Copy the data from the start through the line containing "y-left-tick-label: 5K — [35, 223, 50, 235]", swapping "kpi-label" for "metric-label" and leaving everything else as it is.

:::::

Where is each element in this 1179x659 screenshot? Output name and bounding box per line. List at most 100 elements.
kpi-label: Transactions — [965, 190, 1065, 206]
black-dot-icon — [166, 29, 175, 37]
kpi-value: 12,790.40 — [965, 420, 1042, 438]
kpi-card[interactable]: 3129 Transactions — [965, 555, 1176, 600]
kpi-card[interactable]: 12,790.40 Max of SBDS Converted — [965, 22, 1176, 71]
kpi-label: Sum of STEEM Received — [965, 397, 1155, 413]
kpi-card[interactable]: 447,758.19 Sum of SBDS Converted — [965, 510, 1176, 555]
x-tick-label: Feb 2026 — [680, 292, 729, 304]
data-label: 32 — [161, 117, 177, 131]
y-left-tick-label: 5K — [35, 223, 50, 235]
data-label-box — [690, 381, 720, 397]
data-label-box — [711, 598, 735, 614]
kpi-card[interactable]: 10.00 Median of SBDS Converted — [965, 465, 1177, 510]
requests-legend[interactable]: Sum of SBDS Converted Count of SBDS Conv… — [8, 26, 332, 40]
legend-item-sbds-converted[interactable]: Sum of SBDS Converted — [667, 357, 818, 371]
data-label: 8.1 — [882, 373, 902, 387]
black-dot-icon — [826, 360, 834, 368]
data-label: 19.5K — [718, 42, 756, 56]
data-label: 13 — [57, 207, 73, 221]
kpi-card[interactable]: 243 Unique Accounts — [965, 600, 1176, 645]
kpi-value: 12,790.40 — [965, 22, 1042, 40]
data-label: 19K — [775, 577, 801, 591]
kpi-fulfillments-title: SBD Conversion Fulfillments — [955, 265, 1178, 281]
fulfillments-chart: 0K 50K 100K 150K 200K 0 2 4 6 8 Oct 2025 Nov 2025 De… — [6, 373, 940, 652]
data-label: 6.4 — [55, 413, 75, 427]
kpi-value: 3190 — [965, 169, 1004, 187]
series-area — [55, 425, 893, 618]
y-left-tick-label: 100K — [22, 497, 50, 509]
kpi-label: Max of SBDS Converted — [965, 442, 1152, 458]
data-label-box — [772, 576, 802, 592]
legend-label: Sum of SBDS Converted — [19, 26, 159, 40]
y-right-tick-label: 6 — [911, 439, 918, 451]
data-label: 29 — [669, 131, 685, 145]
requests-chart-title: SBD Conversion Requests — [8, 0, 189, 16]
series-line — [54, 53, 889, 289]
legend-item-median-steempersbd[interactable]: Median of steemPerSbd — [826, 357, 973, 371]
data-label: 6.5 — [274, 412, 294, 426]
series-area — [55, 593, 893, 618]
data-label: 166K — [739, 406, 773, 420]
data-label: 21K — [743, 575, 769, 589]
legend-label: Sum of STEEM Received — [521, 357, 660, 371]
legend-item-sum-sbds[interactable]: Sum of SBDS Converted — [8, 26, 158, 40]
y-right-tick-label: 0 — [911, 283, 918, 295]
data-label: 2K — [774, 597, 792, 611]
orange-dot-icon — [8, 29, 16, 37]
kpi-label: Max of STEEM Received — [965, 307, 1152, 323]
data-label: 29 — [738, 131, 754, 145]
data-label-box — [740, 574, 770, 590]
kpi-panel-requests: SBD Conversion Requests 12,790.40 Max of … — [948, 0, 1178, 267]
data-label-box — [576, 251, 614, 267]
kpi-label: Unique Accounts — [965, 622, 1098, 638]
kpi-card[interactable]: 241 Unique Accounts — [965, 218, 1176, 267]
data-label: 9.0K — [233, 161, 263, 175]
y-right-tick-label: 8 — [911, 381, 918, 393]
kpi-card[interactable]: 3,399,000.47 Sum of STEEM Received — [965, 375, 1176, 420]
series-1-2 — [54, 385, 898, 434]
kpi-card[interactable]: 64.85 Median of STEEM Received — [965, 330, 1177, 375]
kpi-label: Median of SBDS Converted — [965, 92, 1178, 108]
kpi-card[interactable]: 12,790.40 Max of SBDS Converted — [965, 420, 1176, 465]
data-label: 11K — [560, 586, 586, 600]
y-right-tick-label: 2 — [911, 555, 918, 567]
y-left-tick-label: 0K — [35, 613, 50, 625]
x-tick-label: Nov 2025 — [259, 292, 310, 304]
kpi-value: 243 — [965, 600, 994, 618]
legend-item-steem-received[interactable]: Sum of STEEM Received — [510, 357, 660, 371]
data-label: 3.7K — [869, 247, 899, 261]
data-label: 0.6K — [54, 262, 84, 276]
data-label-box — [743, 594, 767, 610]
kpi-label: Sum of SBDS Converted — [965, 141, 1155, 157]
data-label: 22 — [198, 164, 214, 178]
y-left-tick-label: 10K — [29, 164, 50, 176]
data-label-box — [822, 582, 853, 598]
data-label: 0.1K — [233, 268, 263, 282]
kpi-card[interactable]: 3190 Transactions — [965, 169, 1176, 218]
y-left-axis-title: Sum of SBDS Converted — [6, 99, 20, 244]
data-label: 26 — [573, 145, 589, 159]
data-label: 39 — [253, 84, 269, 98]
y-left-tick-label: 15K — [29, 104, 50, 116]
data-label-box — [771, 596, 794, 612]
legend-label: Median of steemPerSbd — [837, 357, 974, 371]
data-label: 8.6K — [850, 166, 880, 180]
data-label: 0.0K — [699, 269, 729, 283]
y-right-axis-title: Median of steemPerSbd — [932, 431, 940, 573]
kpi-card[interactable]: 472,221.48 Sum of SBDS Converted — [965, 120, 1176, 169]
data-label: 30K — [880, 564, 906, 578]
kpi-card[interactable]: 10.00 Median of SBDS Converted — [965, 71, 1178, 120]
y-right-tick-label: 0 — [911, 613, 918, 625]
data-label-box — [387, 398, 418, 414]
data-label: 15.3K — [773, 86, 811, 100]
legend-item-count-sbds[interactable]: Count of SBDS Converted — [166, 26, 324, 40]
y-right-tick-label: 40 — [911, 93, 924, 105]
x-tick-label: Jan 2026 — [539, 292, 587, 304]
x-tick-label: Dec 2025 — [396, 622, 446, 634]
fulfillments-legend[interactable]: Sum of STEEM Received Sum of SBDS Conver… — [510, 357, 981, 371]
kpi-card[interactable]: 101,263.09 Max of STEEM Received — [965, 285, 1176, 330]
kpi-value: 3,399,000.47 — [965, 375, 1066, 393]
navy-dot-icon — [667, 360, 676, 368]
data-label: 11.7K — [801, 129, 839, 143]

:::::

**TASK RESPONSE**
Where is each element in this 1179x659 screenshot? Output name and bounding box per line. List at most 100 elements.
metric-label: Transactions — [965, 190, 1065, 206]
black-dot-icon — [166, 29, 175, 37]
kpi-value: 12,790.40 — [965, 420, 1042, 438]
kpi-card[interactable]: 3129 Transactions — [965, 555, 1176, 600]
kpi-card[interactable]: 12,790.40 Max of SBDS Converted — [965, 22, 1176, 71]
metric-label: Sum of STEEM Received — [965, 397, 1155, 413]
kpi-card[interactable]: 447,758.19 Sum of SBDS Converted — [965, 510, 1176, 555]
x-tick-label: Feb 2026 — [680, 292, 729, 304]
data-label: 32 — [161, 117, 177, 131]
y-left-tick-label: 5K — [35, 223, 50, 235]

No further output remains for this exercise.